**Input**
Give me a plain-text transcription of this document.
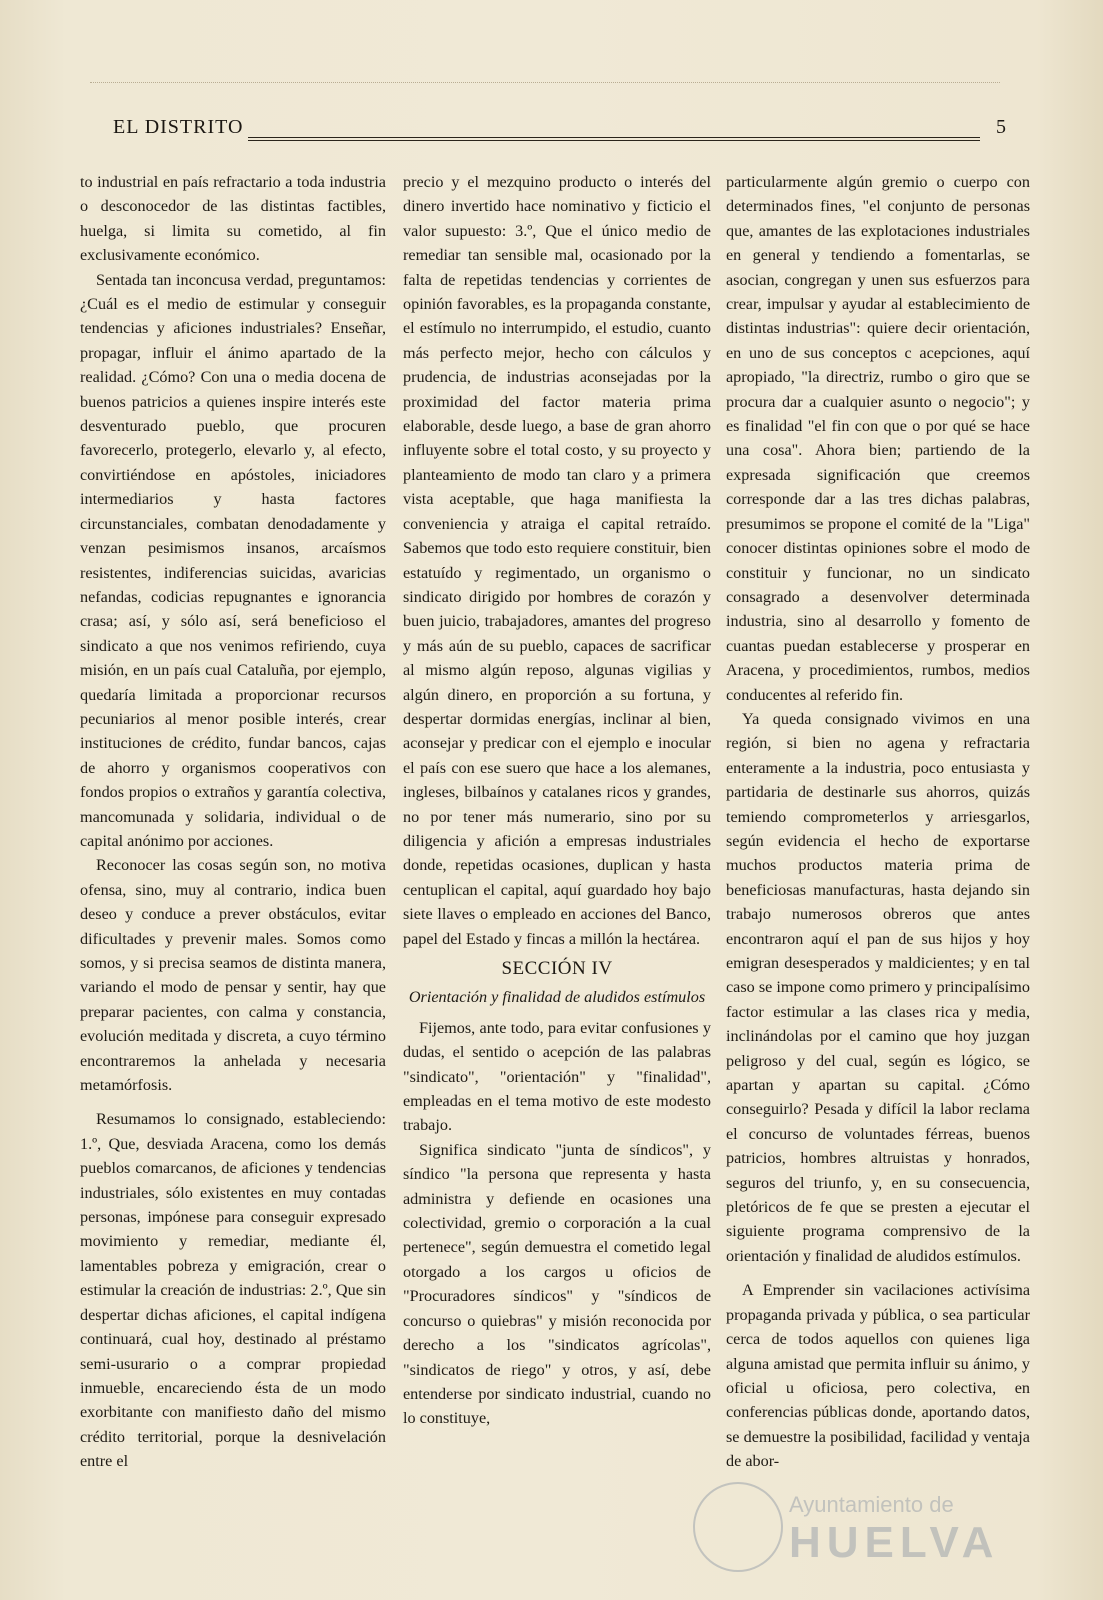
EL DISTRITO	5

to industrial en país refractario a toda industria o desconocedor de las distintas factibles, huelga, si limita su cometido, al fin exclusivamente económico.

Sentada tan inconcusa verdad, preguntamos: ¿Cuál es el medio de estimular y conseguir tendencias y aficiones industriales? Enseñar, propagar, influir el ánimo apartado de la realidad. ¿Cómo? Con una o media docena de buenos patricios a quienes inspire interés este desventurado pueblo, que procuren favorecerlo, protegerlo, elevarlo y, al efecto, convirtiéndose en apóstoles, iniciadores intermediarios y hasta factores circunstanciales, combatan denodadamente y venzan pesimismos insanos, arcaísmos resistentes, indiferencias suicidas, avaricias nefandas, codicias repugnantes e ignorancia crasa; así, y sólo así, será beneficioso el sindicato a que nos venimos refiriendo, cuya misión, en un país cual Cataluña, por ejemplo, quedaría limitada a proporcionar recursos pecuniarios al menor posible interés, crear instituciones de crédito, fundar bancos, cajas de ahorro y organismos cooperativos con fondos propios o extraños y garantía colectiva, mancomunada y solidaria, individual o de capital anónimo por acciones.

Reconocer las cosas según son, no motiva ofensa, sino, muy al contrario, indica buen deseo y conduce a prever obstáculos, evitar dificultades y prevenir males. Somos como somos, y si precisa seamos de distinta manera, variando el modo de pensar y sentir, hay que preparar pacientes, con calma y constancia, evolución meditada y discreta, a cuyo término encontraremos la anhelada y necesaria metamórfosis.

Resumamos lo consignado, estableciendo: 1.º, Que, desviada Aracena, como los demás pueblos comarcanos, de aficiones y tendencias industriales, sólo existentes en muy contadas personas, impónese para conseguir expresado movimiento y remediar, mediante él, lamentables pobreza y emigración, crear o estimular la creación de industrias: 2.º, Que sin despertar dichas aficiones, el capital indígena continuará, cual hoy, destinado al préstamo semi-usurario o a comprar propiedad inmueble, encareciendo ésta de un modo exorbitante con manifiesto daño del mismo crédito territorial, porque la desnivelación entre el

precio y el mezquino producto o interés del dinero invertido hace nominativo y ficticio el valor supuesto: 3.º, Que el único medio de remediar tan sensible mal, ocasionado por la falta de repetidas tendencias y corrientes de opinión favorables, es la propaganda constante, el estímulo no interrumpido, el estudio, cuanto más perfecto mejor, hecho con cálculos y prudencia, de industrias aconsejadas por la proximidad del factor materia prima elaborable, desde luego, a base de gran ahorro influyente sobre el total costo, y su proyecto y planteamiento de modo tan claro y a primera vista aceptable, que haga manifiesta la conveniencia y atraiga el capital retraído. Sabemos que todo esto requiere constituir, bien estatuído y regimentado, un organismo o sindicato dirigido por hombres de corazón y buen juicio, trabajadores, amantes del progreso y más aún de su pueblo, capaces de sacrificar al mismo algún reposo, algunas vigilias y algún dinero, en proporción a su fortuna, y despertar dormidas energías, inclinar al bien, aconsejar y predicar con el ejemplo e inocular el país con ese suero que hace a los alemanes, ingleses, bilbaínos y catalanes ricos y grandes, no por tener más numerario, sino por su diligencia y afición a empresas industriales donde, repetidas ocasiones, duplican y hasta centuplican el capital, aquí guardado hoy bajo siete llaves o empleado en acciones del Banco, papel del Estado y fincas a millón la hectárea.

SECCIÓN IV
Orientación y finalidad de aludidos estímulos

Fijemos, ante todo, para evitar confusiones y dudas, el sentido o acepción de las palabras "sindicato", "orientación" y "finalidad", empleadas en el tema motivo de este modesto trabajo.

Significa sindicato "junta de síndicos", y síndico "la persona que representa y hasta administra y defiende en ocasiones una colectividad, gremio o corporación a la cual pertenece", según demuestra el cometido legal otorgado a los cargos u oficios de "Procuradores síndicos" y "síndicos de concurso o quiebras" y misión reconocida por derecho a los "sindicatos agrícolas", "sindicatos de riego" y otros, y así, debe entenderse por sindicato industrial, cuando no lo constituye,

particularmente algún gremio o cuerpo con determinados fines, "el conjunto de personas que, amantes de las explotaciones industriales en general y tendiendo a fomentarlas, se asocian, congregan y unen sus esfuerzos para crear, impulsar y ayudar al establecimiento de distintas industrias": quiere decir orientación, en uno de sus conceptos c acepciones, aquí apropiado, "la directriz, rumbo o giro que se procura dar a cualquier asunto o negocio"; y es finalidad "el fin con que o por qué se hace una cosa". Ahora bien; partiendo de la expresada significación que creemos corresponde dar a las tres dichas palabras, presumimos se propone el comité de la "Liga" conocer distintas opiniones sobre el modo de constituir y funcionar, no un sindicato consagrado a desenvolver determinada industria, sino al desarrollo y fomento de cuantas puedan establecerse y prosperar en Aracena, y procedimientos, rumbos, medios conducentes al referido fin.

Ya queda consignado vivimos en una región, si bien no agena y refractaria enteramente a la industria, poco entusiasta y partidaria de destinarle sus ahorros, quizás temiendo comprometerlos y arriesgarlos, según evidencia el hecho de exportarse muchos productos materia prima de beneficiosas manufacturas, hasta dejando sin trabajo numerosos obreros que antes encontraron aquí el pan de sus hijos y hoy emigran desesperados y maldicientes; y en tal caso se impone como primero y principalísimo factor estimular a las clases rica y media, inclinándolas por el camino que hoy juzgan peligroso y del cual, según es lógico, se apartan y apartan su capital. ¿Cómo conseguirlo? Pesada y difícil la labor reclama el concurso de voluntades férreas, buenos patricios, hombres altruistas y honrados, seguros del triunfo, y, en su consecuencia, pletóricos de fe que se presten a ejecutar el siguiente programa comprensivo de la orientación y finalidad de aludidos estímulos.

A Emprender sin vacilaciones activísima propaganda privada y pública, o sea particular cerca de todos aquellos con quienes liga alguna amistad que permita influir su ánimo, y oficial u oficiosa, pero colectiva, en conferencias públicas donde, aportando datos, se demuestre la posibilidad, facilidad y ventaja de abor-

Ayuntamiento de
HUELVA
...
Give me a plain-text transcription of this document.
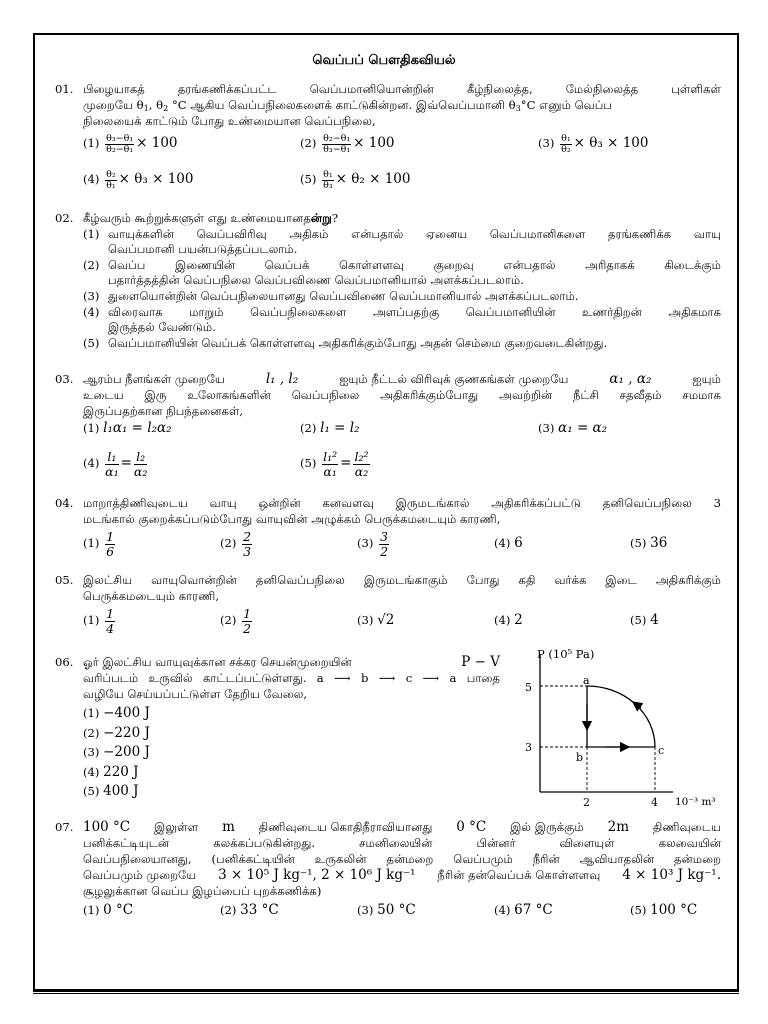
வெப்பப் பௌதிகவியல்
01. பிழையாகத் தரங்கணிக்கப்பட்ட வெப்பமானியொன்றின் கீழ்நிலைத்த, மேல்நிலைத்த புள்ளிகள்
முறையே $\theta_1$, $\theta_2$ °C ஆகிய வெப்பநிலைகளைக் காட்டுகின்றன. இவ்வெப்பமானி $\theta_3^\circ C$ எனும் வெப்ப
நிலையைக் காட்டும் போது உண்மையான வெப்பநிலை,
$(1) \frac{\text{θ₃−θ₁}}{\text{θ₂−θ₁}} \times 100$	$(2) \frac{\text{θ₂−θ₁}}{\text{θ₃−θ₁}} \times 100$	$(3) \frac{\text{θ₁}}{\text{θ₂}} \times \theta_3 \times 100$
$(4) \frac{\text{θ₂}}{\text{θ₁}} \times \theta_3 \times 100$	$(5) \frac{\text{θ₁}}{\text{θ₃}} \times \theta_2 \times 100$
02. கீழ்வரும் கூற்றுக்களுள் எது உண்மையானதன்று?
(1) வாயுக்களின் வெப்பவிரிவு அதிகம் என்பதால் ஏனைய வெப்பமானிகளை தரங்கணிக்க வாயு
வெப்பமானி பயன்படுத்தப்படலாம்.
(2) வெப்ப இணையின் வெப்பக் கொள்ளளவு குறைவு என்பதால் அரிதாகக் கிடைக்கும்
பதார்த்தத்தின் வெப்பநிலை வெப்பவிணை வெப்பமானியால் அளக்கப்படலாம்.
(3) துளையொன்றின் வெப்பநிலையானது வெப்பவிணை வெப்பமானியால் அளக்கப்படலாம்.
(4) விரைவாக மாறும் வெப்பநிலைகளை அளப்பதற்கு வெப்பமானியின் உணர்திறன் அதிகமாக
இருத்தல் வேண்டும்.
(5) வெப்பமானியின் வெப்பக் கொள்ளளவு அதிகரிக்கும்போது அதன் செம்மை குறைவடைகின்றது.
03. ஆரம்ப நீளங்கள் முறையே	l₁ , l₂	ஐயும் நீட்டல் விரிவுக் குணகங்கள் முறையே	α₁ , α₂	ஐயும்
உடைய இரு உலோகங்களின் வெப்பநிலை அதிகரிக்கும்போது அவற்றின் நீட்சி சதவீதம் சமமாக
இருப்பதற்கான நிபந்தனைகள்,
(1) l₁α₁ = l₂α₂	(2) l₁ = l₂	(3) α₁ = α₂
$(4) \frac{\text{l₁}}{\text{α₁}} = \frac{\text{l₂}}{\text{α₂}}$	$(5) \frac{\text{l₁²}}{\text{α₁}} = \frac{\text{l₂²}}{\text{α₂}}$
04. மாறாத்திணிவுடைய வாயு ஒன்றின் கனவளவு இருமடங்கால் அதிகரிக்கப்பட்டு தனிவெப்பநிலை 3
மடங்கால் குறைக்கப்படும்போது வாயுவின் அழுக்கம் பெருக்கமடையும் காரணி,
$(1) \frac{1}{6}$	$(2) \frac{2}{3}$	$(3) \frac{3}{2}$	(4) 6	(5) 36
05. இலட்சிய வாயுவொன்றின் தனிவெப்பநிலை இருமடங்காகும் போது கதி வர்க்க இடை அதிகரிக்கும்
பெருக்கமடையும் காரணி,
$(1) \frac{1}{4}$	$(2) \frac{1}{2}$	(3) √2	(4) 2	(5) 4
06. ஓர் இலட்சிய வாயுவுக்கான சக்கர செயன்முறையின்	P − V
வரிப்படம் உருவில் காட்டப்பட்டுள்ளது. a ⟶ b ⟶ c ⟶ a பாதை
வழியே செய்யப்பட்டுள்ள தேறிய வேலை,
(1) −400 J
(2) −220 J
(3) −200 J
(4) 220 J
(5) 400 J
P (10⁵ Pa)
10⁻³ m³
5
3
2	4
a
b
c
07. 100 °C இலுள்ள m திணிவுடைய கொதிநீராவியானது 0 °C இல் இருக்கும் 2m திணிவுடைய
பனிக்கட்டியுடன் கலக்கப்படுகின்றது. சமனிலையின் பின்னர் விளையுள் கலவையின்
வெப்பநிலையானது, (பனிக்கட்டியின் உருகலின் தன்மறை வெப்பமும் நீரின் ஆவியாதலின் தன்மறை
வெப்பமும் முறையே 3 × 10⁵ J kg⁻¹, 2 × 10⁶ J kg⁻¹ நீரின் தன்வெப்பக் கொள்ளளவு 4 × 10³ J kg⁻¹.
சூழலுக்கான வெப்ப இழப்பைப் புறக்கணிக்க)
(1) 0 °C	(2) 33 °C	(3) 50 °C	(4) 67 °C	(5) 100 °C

**Set problem**
Scan the material line by line and report each one that contains "evitar".

**Expected output**
Reconocer las cosas según son, no motiva ofensa, sino, muy al contrario, indica buen deseo y conduce a prever obstáculos, evitar dificultades y prevenir males. Somos como somos, y si precisa seamos de distinta manera, variando el modo de pensar y sentir, hay que preparar pacientes, con calma y constancia, evolución meditada y discreta, a cuyo término encontraremos la anhelada y necesaria metamórfosis.
Fijemos, ante todo, para evitar confusiones y dudas, el sentido o acepción de las palabras "sindicato", "orientación" y "finalidad", empleadas en el tema motivo de este modesto trabajo.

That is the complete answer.